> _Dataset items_
--- start ---

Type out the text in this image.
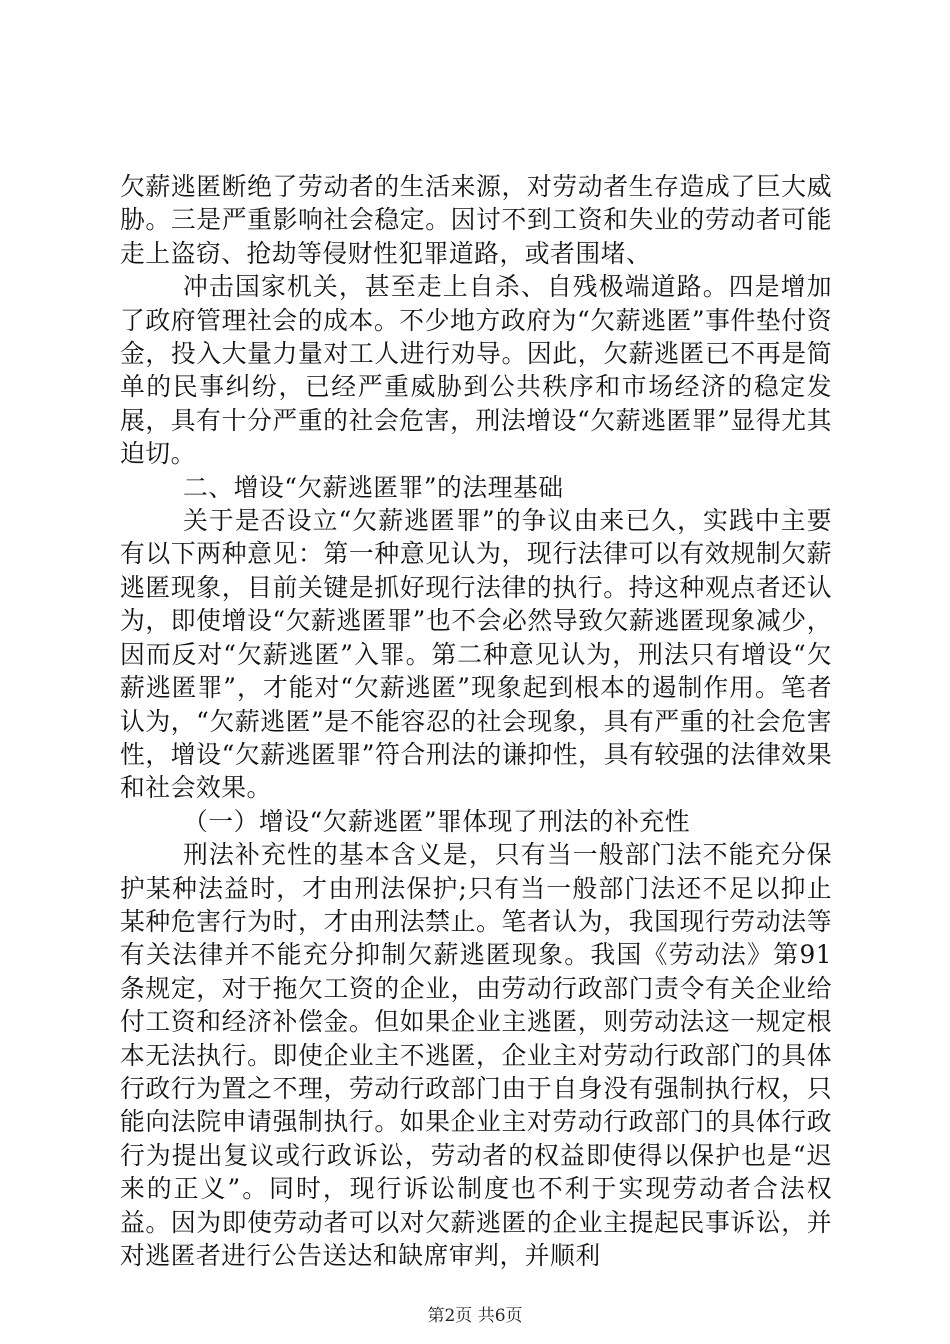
欠薪逃匿断绝了劳动者的生活来源，对劳动者生存造成了巨大威胁。三是严重影响社会稳定。因讨不到工资和失业的劳动者可能走上盗窃、抢劫等侵财性犯罪道路，或者围堵、

冲击国家机关，甚至走上自杀、自残极端道路。四是增加了政府管理社会的成本。不少地方政府为“欠薪逃匿”事件垫付资金，投入大量力量对工人进行劝导。因此，欠薪逃匿已不再是简单的民事纠纷，已经严重威胁到公共秩序和市场经济的稳定发展，具有十分严重的社会危害，刑法增设“欠薪逃匿罪”显得尤其迫切。

二、增设“欠薪逃匿罪”的法理基础

关于是否设立“欠薪逃匿罪”的争议由来已久，实践中主要有以下两种意见：第一种意见认为，现行法律可以有效规制欠薪逃匿现象，目前关键是抓好现行法律的执行。持这种观点者还认为，即使增设“欠薪逃匿罪”也不会必然导致欠薪逃匿现象减少，因而反对“欠薪逃匿”入罪。第二种意见认为，刑法只有增设“欠薪逃匿罪”，才能对“欠薪逃匿”现象起到根本的遏制作用。笔者认为，“欠薪逃匿”是不能容忍的社会现象，具有严重的社会危害性，增设“欠薪逃匿罪”符合刑法的谦抑性，具有较强的法律效果和社会效果。

（一）增设“欠薪逃匿”罪体现了刑法的补充性

刑法补充性的基本含义是，只有当一般部门法不能充分保护某种法益时，才由刑法保护;只有当一般部门法还不足以抑止某种危害行为时，才由刑法禁止。笔者认为，我国现行劳动法等有关法律并不能充分抑制欠薪逃匿现象。我国《劳动法》第91条规定，对于拖欠工资的企业，由劳动行政部门责令有关企业给付工资和经济补偿金。但如果企业主逃匿，则劳动法这一规定根本无法执行。即使企业主不逃匿，企业主对劳动行政部门的具体行政行为置之不理，劳动行政部门由于自身没有强制执行权，只能向法院申请强制执行。如果企业主对劳动行政部门的具体行政行为提出复议或行政诉讼，劳动者的权益即使得以保护也是“迟来的正义”。同时，现行诉讼制度也不利于实现劳动者合法权益。因为即使劳动者可以对欠薪逃匿的企业主提起民事诉讼，并对逃匿者进行公告送达和缺席审判，并顺利

第2页 共6页
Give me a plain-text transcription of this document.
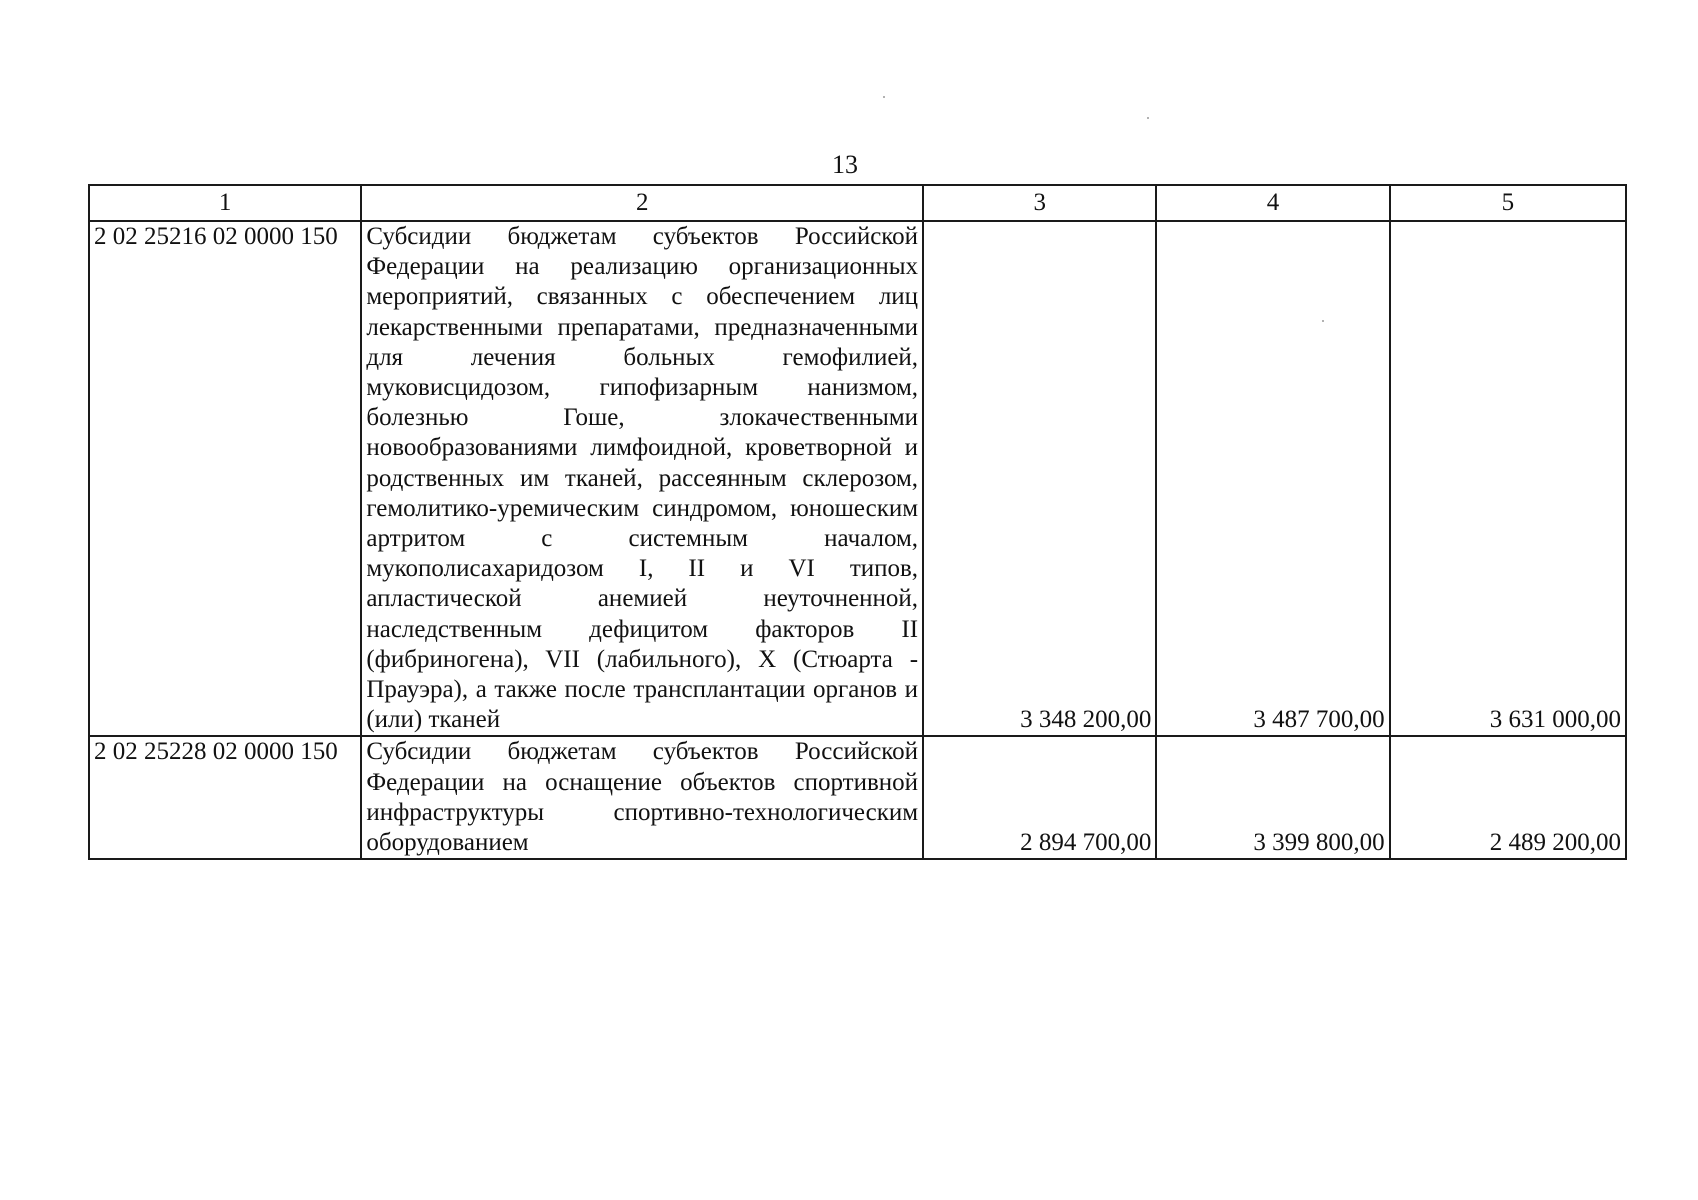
13
1	2	3	4	5
2 02 25216 02 0000 150	Субсидии бюджетам субъектов Российской Федерации на реализацию организационных мероприятий, связанных с обеспечением лиц лекарственными препаратами, предназначенными для лечения больных гемофилией, муковисцидозом, гипофизарным нанизмом, болезнью Гоше, злокачественными новообразованиями лимфоидной, кроветворной и родственных им тканей, рассеянным склерозом, гемолитико-уремическим синдромом, юношеским артритом с системным началом, мукополисахаридозом I, II и VI типов, апластической анемией неуточненной, наследственным дефицитом факторов II (фибриногена), VII (лабильного), X (Стюарта - Прауэра), а также после трансплантации органов и (или) тканей	3 348 200,00	3 487 700,00	3 631 000,00
2 02 25228 02 0000 150	Субсидии бюджетам субъектов Российской Федерации на оснащение объектов спортивной инфраструктуры спортивно-технологическим оборудованием	2 894 700,00	3 399 800,00	2 489 200,00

--- end ---

> _Goal_
All entries must be written out again exactly as given, with no pictures in the copy.

> _Worked solution_
Type out the text in this image.
欠薪逃匿断绝了劳动者的生活来源，对劳动者生存造成了巨大威胁。三是严重影响社会稳定。因讨不到工资和失业的劳动者可能走上盗窃、抢劫等侵财性犯罪道路，或者围堵、

冲击国家机关，甚至走上自杀、自残极端道路。四是增加了政府管理社会的成本。不少地方政府为“欠薪逃匿”事件垫付资金，投入大量力量对工人进行劝导。因此，欠薪逃匿已不再是简单的民事纠纷，已经严重威胁到公共秩序和市场经济的稳定发展，具有十分严重的社会危害，刑法增设“欠薪逃匿罪”显得尤其迫切。

二、增设“欠薪逃匿罪”的法理基础

关于是否设立“欠薪逃匿罪”的争议由来已久，实践中主要有以下两种意见：第一种意见认为，现行法律可以有效规制欠薪逃匿现象，目前关键是抓好现行法律的执行。持这种观点者还认为，即使增设“欠薪逃匿罪”也不会必然导致欠薪逃匿现象减少，因而反对“欠薪逃匿”入罪。第二种意见认为，刑法只有增设“欠薪逃匿罪”，才能对“欠薪逃匿”现象起到根本的遏制作用。笔者认为，“欠薪逃匿”是不能容忍的社会现象，具有严重的社会危害性，增设“欠薪逃匿罪”符合刑法的谦抑性，具有较强的法律效果和社会效果。

（一）增设“欠薪逃匿”罪体现了刑法的补充性

刑法补充性的基本含义是，只有当一般部门法不能充分保护某种法益时，才由刑法保护;只有当一般部门法还不足以抑止某种危害行为时，才由刑法禁止。笔者认为，我国现行劳动法等有关法律并不能充分抑制欠薪逃匿现象。我国《劳动法》第91条规定，对于拖欠工资的企业，由劳动行政部门责令有关企业给付工资和经济补偿金。但如果企业主逃匿，则劳动法这一规定根本无法执行。即使企业主不逃匿，企业主对劳动行政部门的具体行政行为置之不理，劳动行政部门由于自身没有强制执行权，只能向法院申请强制执行。如果企业主对劳动行政部门的具体行政行为提出复议或行政诉讼，劳动者的权益即使得以保护也是“迟来的正义”。同时，现行诉讼制度也不利于实现劳动者合法权益。因为即使劳动者可以对欠薪逃匿的企业主提起民事诉讼，并对逃匿者进行公告送达和缺席审判，并顺利

第2页 共6页
Give me a plain-text transcription of this document.
13
1	2	3	4	5
2 02 25216 02 0000 150	Субсидии бюджетам субъектов Российской Федерации на реализацию организационных мероприятий, связанных с обеспечением лиц лекарственными препаратами, предназначенными для лечения больных гемофилией, муковисцидозом, гипофизарным нанизмом, болезнью Гоше, злокачественными новообразованиями лимфоидной, кроветворной и родственных им тканей, рассеянным склерозом, гемолитико-уремическим синдромом, юношеским артритом с системным началом, мукополисахаридозом I, II и VI типов, апластической анемией неуточненной, наследственным дефицитом факторов II (фибриногена), VII (лабильного), X (Стюарта - Прауэра), а также после трансплантации органов и (или) тканей	3 348 200,00	3 487 700,00	3 631 000,00
2 02 25228 02 0000 150	Субсидии бюджетам субъектов Российской Федерации на оснащение объектов спортивной инфраструктуры спортивно-технологическим оборудованием	2 894 700,00	3 399 800,00	2 489 200,00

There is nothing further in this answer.